Dataset items
------------------------------------------------------------------------
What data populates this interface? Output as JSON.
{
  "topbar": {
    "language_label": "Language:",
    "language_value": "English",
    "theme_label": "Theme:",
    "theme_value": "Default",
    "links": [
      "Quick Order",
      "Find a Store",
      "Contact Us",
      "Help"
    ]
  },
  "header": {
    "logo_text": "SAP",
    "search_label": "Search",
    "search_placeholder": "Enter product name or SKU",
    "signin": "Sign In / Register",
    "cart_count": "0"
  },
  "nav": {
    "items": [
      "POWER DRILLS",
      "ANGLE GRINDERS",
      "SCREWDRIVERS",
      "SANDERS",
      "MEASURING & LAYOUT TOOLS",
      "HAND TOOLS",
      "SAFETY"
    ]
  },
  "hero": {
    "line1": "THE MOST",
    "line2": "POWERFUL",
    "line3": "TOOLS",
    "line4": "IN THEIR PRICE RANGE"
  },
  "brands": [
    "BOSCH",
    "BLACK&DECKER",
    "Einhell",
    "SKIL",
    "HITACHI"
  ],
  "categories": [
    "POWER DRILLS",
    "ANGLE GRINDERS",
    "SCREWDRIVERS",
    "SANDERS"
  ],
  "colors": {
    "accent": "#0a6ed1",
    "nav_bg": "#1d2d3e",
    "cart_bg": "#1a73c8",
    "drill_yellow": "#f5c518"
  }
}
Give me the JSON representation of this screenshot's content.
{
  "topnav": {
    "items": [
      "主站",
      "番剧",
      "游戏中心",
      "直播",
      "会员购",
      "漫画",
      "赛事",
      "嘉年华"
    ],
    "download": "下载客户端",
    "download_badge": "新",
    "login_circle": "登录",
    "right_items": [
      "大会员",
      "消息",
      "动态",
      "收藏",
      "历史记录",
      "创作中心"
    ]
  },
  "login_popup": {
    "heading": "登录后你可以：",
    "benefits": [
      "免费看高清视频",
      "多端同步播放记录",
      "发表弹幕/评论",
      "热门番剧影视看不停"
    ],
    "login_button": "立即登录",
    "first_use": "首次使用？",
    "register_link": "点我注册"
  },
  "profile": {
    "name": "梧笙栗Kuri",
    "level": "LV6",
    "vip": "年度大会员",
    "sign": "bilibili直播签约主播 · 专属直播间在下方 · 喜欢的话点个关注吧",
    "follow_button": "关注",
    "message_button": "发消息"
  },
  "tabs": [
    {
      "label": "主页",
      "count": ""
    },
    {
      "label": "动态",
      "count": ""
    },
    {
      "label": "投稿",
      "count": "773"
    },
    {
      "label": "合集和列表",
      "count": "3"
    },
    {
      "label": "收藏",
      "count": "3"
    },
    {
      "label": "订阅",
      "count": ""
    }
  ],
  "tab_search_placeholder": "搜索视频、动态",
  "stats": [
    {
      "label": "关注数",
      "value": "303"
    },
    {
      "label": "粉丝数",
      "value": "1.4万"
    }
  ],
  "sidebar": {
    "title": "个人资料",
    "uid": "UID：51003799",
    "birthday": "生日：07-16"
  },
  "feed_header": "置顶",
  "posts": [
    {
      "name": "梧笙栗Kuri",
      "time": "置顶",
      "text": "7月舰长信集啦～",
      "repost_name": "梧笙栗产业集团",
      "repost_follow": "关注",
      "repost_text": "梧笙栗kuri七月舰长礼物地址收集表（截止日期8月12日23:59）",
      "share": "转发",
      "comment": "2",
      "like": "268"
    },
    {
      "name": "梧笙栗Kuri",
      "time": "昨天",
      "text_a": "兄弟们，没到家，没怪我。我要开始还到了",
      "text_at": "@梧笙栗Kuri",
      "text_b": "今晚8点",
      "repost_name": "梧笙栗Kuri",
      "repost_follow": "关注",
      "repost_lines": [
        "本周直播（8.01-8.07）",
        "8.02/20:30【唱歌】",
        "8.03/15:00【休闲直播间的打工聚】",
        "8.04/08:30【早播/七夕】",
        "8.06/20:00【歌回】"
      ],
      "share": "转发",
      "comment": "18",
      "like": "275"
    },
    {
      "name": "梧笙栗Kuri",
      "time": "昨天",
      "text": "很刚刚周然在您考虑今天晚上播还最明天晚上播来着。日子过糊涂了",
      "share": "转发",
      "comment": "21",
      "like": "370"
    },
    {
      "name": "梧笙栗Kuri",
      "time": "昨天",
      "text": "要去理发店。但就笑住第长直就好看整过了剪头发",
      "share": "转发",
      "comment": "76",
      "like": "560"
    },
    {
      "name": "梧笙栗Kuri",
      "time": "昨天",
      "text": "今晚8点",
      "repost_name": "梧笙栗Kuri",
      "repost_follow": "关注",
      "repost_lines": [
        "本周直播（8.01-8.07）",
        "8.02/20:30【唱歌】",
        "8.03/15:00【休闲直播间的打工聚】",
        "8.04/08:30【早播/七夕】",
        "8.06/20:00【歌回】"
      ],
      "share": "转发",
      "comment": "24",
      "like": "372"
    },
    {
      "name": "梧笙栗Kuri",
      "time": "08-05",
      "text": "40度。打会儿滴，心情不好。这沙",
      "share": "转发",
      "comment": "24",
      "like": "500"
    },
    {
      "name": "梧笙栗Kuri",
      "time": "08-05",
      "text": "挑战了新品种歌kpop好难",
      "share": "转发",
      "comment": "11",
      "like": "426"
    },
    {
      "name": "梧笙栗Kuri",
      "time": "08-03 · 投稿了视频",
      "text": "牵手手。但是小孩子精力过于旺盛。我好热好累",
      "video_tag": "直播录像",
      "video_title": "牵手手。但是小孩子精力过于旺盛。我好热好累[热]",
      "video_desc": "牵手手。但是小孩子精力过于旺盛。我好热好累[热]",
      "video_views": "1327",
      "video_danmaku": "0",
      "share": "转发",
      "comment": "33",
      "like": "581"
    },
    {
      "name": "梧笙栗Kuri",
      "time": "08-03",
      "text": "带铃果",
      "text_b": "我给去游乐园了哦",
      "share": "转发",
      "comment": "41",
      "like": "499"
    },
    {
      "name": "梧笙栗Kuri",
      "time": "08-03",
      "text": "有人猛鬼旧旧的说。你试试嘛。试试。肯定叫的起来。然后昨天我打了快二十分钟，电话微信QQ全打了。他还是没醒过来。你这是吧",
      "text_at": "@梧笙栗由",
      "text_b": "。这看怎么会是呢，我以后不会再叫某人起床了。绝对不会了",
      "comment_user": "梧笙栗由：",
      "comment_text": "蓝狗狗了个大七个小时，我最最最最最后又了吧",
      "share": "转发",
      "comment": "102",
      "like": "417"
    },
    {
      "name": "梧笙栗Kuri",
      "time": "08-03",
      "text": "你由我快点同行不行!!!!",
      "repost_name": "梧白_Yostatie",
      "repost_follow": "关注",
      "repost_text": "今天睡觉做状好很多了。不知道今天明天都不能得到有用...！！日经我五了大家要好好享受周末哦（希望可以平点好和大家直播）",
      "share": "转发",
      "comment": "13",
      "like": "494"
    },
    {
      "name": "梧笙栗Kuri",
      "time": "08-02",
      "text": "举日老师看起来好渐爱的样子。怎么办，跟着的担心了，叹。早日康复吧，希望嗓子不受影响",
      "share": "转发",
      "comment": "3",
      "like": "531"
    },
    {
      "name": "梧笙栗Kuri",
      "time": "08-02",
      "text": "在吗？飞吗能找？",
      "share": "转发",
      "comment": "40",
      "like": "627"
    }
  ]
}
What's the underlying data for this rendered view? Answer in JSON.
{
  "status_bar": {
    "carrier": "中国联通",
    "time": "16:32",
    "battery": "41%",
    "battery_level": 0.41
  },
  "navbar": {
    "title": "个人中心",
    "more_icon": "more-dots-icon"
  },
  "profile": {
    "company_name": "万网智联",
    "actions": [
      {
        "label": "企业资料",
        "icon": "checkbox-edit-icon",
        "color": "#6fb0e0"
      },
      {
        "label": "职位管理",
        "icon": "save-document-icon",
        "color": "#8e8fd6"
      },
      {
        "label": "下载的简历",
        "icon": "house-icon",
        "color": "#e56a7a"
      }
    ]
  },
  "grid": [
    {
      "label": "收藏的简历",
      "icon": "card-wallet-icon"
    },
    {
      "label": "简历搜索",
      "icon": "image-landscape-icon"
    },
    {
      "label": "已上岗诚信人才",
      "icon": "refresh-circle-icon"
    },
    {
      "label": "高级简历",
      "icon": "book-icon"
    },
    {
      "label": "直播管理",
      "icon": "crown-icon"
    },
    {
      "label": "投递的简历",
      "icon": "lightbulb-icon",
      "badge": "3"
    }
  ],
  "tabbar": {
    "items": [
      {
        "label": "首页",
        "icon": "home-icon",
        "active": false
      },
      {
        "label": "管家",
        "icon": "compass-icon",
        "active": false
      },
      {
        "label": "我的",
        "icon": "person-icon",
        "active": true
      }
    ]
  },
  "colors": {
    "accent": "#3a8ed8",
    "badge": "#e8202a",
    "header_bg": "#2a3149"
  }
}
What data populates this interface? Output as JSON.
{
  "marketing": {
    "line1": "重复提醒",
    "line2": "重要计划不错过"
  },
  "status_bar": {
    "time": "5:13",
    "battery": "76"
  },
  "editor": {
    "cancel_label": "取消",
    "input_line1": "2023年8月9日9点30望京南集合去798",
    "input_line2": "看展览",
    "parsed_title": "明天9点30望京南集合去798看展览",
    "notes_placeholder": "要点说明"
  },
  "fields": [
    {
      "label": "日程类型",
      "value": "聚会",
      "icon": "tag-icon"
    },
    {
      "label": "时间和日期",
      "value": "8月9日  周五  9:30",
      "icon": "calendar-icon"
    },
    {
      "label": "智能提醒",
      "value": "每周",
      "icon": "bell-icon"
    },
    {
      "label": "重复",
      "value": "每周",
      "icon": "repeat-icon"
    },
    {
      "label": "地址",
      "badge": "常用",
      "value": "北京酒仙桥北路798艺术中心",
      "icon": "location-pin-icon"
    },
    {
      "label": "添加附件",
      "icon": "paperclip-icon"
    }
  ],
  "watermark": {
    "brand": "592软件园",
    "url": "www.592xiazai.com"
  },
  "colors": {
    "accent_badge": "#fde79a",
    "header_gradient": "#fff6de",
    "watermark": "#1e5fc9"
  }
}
------------------------------------------------------------------------
» **Instructions to follow**
Search the records above for the string "TOOLS". Copy every line that contains it.

» **Solved exercise**
      "MEASURING & LAYOUT TOOLS",
      "HAND TOOLS",
    "line3": "TOOLS",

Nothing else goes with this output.